Work required:
Return the listing below verbatim. Pictures do not belong in the copy.

· · · · ·

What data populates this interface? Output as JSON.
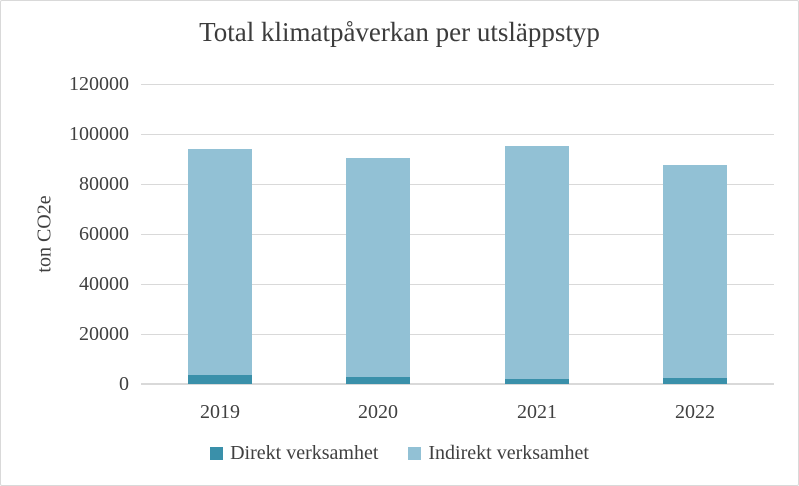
{
  "chart_data": {
    "type": "bar",
    "stacked": true,
    "title": "Total klimatpåverkan per utsläppstyp",
    "ylabel": "ton CO2e",
    "xlabel": "",
    "categories": [
      "2019",
      "2020",
      "2021",
      "2022"
    ],
    "series": [
      {
        "name": "Direkt verksamhet",
        "color": "#3a90aa",
        "values": [
          3600,
          2800,
          2200,
          2400
        ]
      },
      {
        "name": "Indirekt verksamhet",
        "color": "#92c1d5",
        "values": [
          90400,
          87500,
          92900,
          85100
        ]
      }
    ],
    "ylim": [
      0,
      120000
    ],
    "yticks": [
      0,
      20000,
      40000,
      60000,
      80000,
      100000,
      120000
    ],
    "ytick_labels": [
      "0",
      "20000",
      "40000",
      "60000",
      "80000",
      "100000",
      "120000"
    ],
    "grid": true,
    "legend_position": "bottom",
    "colors": {
      "grid": "#d9d9d9",
      "axis": "#d9d9d9",
      "text": "#404040",
      "title": "#3c3c3c",
      "background": "#ffffff",
      "border": "#d9d9d9"
    }
  }
}
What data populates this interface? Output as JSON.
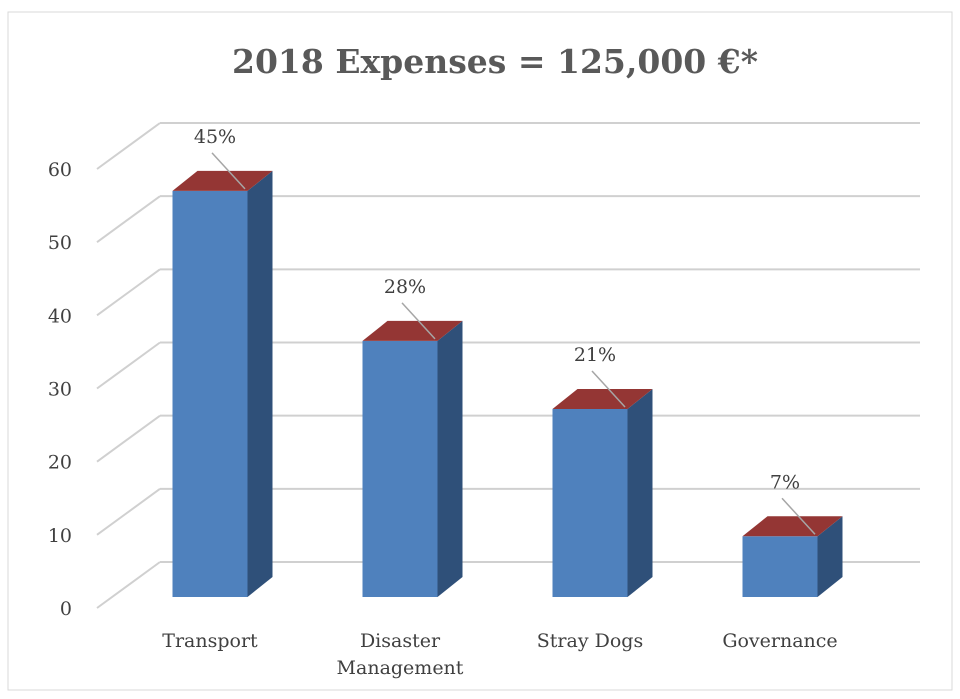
{
  "chart_data": {
    "type": "bar3d",
    "title": "2018 Expenses = 125,000 €*",
    "categories": [
      "Transport",
      "Disaster Management",
      "Stray Dogs",
      "Governance"
    ],
    "values": [
      55.5,
      35,
      25.7,
      8.3
    ],
    "percent_labels": [
      "45%",
      "28%",
      "21%",
      "7%"
    ],
    "color": "#4f81bd",
    "side_color": "#2f5079",
    "top_color": "#943634",
    "ylim": [
      0,
      60
    ],
    "yticks": [
      0,
      10,
      20,
      30,
      40,
      50,
      60
    ],
    "grid": true
  }
}
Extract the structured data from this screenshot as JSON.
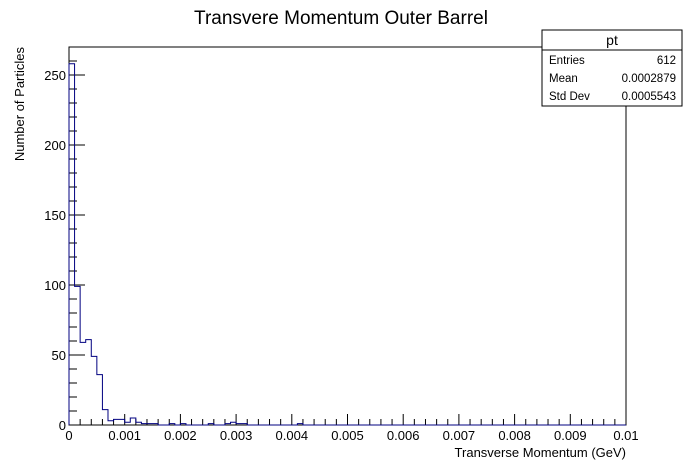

· · · · ·

Right answer:
What data populates this interface? Output as JSON.
{
  "chart_data": {
    "type": "bar",
    "stacked": true,
    "title": "Total klimatpåverkan per utsläppstyp",
    "ylabel": "ton CO2e",
    "xlabel": "",
    "categories": [
      "2019",
      "2020",
      "2021",
      "2022"
    ],
    "series": [
      {
        "name": "Direkt verksamhet",
        "color": "#3a90aa",
        "values": [
          3600,
          2800,
          2200,
          2400
        ]
      },
      {
        "name": "Indirekt verksamhet",
        "color": "#92c1d5",
        "values": [
          90400,
          87500,
          92900,
          85100
        ]
      }
    ],
    "ylim": [
      0,
      120000
    ],
    "yticks": [
      0,
      20000,
      40000,
      60000,
      80000,
      100000,
      120000
    ],
    "ytick_labels": [
      "0",
      "20000",
      "40000",
      "60000",
      "80000",
      "100000",
      "120000"
    ],
    "grid": true,
    "legend_position": "bottom",
    "colors": {
      "grid": "#d9d9d9",
      "axis": "#d9d9d9",
      "text": "#404040",
      "title": "#3c3c3c",
      "background": "#ffffff",
      "border": "#d9d9d9"
    }
  }
}
What data populates this interface? Output as JSON.
{
  "chart_data": {
    "type": "bar3d",
    "title": "2018 Expenses = 125,000 €*",
    "categories": [
      "Transport",
      "Disaster Management",
      "Stray Dogs",
      "Governance"
    ],
    "values": [
      55.5,
      35,
      25.7,
      8.3
    ],
    "percent_labels": [
      "45%",
      "28%",
      "21%",
      "7%"
    ],
    "color": "#4f81bd",
    "side_color": "#2f5079",
    "top_color": "#943634",
    "ylim": [
      0,
      60
    ],
    "yticks": [
      0,
      10,
      20,
      30,
      40,
      50,
      60
    ],
    "grid": true
  }
}
Extract the structured data from this screenshot as JSON.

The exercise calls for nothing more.